• _Material_
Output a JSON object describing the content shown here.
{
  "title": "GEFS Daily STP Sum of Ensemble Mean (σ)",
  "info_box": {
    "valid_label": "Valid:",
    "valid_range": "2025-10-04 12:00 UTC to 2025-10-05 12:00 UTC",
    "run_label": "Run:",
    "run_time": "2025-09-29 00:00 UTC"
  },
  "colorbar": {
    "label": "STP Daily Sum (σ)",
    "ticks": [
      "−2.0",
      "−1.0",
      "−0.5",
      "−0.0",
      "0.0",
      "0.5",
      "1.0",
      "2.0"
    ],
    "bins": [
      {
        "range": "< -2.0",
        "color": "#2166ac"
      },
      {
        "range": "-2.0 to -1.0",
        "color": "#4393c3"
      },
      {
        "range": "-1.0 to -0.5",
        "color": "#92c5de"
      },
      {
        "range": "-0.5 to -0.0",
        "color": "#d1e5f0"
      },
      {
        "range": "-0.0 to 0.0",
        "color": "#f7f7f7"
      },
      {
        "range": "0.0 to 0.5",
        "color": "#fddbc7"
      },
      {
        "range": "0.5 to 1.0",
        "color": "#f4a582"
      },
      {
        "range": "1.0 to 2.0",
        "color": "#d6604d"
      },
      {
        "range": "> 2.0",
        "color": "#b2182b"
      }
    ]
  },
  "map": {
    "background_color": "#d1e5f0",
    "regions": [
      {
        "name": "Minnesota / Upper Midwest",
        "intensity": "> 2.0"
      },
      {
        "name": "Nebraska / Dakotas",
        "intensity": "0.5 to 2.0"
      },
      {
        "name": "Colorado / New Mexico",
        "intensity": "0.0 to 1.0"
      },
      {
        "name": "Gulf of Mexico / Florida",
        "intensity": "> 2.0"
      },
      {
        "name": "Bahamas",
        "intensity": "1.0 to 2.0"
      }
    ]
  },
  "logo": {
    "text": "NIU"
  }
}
--
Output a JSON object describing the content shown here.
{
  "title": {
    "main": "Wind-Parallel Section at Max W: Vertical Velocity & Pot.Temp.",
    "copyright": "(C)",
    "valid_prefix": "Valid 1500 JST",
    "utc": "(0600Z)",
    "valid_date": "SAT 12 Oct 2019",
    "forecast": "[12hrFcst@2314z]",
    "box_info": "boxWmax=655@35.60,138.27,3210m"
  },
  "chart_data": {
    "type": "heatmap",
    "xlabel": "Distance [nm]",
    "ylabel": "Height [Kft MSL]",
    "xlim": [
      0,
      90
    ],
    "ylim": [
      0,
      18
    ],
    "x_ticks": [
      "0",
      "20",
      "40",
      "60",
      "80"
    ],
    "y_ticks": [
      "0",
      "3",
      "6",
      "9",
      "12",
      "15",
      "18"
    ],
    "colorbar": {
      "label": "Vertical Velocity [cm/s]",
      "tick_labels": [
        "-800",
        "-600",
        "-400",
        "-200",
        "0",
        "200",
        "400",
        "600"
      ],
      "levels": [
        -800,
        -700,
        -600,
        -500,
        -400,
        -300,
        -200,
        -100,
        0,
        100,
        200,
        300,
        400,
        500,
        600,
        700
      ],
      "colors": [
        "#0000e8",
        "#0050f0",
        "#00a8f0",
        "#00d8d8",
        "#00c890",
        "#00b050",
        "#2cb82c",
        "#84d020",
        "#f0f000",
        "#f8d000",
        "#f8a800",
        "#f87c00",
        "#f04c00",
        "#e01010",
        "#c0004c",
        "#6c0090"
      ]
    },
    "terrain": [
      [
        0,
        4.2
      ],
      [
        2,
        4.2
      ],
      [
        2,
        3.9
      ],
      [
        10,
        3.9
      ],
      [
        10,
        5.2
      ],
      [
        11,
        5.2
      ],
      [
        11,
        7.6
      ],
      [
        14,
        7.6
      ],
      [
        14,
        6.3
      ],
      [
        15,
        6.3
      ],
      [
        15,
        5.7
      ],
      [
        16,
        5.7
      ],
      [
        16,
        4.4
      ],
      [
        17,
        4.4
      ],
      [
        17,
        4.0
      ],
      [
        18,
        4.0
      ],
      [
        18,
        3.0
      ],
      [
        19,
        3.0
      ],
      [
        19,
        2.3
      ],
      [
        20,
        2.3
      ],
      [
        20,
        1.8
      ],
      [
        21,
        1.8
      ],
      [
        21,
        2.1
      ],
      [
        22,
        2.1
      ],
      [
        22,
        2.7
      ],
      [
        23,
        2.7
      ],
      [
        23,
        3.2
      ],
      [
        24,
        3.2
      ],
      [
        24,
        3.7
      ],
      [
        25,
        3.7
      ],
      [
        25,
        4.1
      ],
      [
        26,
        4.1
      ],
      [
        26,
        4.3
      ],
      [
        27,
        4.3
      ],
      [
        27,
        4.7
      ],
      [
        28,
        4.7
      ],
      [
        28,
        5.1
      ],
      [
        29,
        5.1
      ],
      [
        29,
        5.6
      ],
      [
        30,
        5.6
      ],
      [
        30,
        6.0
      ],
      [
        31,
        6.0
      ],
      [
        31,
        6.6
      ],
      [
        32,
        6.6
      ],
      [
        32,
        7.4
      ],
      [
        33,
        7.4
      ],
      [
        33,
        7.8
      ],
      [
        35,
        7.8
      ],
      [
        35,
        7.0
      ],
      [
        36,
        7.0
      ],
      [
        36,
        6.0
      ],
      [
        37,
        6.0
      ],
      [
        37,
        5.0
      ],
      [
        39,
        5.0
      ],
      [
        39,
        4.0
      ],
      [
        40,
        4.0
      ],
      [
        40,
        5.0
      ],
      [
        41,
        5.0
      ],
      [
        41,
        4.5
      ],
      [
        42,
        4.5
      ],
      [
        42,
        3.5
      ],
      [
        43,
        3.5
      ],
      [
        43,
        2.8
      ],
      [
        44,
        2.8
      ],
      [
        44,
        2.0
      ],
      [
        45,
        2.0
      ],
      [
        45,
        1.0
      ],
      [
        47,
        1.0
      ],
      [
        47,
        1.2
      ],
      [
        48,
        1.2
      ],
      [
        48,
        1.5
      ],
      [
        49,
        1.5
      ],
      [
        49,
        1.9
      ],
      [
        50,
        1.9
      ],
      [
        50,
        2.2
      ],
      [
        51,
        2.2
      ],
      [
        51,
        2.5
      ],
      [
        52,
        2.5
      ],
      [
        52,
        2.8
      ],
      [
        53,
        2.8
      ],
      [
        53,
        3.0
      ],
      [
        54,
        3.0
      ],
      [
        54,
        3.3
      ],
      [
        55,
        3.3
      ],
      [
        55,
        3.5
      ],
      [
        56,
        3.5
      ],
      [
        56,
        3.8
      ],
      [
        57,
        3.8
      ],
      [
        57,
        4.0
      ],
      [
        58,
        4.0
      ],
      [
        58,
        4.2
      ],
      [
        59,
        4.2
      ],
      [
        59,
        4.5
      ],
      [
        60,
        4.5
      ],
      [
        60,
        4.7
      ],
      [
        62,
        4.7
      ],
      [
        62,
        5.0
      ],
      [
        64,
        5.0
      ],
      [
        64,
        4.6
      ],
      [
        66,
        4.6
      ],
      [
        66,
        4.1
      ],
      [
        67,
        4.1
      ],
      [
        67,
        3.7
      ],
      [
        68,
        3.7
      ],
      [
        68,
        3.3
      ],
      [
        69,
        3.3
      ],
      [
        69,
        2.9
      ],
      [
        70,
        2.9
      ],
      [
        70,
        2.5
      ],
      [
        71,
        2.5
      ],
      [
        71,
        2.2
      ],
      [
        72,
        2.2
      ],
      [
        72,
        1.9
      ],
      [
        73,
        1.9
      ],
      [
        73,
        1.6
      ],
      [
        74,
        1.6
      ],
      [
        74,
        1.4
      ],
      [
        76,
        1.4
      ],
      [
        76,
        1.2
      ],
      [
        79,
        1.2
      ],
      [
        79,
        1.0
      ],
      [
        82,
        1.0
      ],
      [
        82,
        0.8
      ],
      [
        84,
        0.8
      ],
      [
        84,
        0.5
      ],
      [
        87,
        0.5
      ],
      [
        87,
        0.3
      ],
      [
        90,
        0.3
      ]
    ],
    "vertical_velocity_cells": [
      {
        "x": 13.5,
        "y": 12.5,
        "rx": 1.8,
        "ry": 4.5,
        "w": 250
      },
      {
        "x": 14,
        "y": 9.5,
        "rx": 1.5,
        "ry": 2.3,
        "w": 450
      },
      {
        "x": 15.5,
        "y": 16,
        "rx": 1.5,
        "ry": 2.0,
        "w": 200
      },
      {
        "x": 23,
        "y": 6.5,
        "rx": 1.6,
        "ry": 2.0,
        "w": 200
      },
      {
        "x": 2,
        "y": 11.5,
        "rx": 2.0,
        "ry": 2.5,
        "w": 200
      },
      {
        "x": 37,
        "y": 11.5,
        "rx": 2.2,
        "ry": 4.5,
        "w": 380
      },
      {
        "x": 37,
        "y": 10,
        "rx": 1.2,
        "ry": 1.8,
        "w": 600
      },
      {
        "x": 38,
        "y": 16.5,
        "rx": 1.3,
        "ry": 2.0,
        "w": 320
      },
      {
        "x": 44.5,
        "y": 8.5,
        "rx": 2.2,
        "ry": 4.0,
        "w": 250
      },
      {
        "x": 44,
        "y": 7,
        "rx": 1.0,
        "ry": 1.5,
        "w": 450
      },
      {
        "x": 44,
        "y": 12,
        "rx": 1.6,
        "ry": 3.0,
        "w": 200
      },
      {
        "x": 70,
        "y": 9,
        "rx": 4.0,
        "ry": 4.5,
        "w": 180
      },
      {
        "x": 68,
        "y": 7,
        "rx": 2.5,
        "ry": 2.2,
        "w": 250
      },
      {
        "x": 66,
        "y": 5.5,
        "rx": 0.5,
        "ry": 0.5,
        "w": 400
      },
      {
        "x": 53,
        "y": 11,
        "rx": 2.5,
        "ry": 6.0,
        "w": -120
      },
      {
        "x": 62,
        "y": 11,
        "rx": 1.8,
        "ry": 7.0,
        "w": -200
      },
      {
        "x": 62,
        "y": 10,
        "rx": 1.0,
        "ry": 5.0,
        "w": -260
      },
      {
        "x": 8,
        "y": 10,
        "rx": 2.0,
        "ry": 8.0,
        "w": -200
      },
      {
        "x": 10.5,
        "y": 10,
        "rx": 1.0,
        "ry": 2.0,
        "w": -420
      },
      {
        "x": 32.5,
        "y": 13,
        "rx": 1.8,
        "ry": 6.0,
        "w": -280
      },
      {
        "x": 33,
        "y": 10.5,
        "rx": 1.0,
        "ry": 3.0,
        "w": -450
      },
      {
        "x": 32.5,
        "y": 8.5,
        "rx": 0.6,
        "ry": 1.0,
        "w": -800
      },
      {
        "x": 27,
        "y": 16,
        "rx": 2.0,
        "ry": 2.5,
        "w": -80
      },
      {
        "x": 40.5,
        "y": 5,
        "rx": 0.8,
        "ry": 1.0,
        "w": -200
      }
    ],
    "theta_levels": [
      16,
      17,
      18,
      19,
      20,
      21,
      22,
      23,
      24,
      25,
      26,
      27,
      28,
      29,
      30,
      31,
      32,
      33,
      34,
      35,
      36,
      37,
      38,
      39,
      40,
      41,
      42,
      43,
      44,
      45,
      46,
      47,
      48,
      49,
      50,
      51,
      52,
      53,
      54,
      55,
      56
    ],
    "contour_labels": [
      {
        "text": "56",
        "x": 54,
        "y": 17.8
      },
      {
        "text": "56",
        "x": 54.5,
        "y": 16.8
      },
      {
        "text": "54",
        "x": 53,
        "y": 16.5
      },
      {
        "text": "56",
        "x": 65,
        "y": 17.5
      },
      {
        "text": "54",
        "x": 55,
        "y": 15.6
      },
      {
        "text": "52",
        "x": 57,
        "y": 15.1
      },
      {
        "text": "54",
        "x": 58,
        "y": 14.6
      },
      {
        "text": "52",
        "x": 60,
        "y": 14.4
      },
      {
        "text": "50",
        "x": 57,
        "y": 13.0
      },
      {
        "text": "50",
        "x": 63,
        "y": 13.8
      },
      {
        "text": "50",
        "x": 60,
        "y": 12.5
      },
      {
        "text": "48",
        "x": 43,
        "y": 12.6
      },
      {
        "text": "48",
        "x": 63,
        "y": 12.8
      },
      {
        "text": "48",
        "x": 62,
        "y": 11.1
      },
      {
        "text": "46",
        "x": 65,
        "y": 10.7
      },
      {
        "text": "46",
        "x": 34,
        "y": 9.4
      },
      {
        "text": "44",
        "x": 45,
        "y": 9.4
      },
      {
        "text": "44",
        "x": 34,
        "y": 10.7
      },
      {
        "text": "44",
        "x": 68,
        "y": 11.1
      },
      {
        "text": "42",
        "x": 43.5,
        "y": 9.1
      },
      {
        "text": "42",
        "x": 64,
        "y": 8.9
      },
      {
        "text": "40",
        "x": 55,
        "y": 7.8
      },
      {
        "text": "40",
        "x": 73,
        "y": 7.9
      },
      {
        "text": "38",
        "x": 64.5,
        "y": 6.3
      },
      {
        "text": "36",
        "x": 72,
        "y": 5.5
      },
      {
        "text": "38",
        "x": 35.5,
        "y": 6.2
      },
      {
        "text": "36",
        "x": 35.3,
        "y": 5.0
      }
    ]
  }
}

• _Exercise directions_
For the listing above, identify each line bearing "intensity".

• _Response below_
        "intensity": "> 2.0"
        "intensity": "0.5 to 2.0"
        "intensity": "0.0 to 1.0"
        "intensity": "> 2.0"
        "intensity": "1.0 to 2.0"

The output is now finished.